> _EXERCISE DIRECTIONS_
Verbatim output of all the material below is required.

________________

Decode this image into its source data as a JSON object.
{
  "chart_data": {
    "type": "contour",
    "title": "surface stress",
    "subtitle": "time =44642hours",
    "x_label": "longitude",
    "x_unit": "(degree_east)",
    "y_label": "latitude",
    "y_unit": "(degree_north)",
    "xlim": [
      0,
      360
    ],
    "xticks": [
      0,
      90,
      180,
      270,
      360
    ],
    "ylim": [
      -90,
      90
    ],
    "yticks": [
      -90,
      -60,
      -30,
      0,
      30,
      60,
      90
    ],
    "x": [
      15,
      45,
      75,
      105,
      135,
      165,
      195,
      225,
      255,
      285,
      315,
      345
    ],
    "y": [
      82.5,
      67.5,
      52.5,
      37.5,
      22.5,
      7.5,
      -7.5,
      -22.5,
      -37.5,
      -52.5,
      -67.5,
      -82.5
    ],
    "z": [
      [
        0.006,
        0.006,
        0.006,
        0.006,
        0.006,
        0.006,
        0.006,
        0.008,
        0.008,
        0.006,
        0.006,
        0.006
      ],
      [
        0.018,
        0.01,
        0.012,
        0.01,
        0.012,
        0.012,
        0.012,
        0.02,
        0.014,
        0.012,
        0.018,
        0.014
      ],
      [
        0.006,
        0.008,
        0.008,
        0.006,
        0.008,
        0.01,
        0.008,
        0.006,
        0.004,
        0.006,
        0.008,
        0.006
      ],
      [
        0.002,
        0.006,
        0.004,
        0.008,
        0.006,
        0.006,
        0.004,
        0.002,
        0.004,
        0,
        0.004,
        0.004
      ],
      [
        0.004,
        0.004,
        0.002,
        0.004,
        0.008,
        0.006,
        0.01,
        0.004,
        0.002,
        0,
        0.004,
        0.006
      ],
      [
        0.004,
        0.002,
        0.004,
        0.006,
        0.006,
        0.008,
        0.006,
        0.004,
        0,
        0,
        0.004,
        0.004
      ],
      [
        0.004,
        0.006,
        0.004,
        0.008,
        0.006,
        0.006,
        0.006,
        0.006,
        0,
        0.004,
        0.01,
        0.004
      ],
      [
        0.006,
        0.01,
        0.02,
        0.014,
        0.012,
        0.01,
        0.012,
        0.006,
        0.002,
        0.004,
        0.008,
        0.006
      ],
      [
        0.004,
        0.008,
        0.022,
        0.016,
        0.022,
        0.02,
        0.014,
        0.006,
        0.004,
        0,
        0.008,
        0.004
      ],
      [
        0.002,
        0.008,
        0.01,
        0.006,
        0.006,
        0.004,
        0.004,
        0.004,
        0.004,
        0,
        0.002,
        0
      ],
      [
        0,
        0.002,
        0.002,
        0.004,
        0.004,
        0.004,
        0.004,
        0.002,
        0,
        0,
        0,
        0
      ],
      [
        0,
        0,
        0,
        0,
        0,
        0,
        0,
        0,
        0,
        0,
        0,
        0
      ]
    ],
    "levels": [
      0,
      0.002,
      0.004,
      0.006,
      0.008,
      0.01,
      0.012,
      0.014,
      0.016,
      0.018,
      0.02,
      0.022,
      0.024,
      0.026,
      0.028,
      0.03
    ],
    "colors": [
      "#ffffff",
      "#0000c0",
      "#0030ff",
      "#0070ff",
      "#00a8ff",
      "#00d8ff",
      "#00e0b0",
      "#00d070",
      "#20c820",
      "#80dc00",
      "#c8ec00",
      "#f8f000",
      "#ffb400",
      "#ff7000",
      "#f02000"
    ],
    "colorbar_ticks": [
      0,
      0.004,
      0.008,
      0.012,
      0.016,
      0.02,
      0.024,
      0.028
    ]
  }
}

________________

> _RESPONSE_
Decode this image into its source data as a JSON object.
{
  "chart_data": {
    "type": "contour",
    "title": "surface stress",
    "subtitle": "time =44642hours",
    "x_label": "longitude",
    "x_unit": "(degree_east)",
    "y_label": "latitude",
    "y_unit": "(degree_north)",
    "xlim": [
      0,
      360
    ],
    "xticks": [
      0,
      90,
      180,
      270,
      360
    ],
    "ylim": [
      -90,
      90
    ],
    "yticks": [
      -90,
      -60,
      -30,
      0,
      30,
      60,
      90
    ],
    "x": [
      15,
      45,
      75,
      105,
      135,
      165,
      195,
      225,
      255,
      285,
      315,
      345
    ],
    "y": [
      82.5,
      67.5,
      52.5,
      37.5,
      22.5,
      7.5,
      -7.5,
      -22.5,
      -37.5,
      -52.5,
      -67.5,
      -82.5
    ],
    "z": [
      [
        0.006,
        0.006,
        0.006,
        0.006,
        0.006,
        0.006,
        0.006,
        0.008,
        0.008,
        0.006,
        0.006,
        0.006
      ],
      [
        0.018,
        0.01,
        0.012,
        0.01,
        0.012,
        0.012,
        0.012,
        0.02,
        0.014,
        0.012,
        0.018,
        0.014
      ],
      [
        0.006,
        0.008,
        0.008,
        0.006,
        0.008,
        0.01,
        0.008,
        0.006,
        0.004,
        0.006,
        0.008,
        0.006
      ],
      [
        0.002,
        0.006,
        0.004,
        0.008,
        0.006,
        0.006,
        0.004,
        0.002,
        0.004,
        0,
        0.004,
        0.004
      ],
      [
        0.004,
        0.004,
        0.002,
        0.004,
        0.008,
        0.006,
        0.01,
        0.004,
        0.002,
        0,
        0.004,
        0.006
      ],
      [
        0.004,
        0.002,
        0.004,
        0.006,
        0.006,
        0.008,
        0.006,
        0.004,
        0,
        0,
        0.004,
        0.004
      ],
      [
        0.004,
        0.006,
        0.004,
        0.008,
        0.006,
        0.006,
        0.006,
        0.006,
        0,
        0.004,
        0.01,
        0.004
      ],
      [
        0.006,
        0.01,
        0.02,
        0.014,
        0.012,
        0.01,
        0.012,
        0.006,
        0.002,
        0.004,
        0.008,
        0.006
      ],
      [
        0.004,
        0.008,
        0.022,
        0.016,
        0.022,
        0.02,
        0.014,
        0.006,
        0.004,
        0,
        0.008,
        0.004
      ],
      [
        0.002,
        0.008,
        0.01,
        0.006,
        0.006,
        0.004,
        0.004,
        0.004,
        0.004,
        0,
        0.002,
        0
      ],
      [
        0,
        0.002,
        0.002,
        0.004,
        0.004,
        0.004,
        0.004,
        0.002,
        0,
        0,
        0,
        0
      ],
      [
        0,
        0,
        0,
        0,
        0,
        0,
        0,
        0,
        0,
        0,
        0,
        0
      ]
    ],
    "levels": [
      0,
      0.002,
      0.004,
      0.006,
      0.008,
      0.01,
      0.012,
      0.014,
      0.016,
      0.018,
      0.02,
      0.022,
      0.024,
      0.026,
      0.028,
      0.03
    ],
    "colors": [
      "#ffffff",
      "#0000c0",
      "#0030ff",
      "#0070ff",
      "#00a8ff",
      "#00d8ff",
      "#00e0b0",
      "#00d070",
      "#20c820",
      "#80dc00",
      "#c8ec00",
      "#f8f000",
      "#ffb400",
      "#ff7000",
      "#f02000"
    ],
    "colorbar_ticks": [
      0,
      0.004,
      0.008,
      0.012,
      0.016,
      0.02,
      0.024,
      0.028
    ]
  }
}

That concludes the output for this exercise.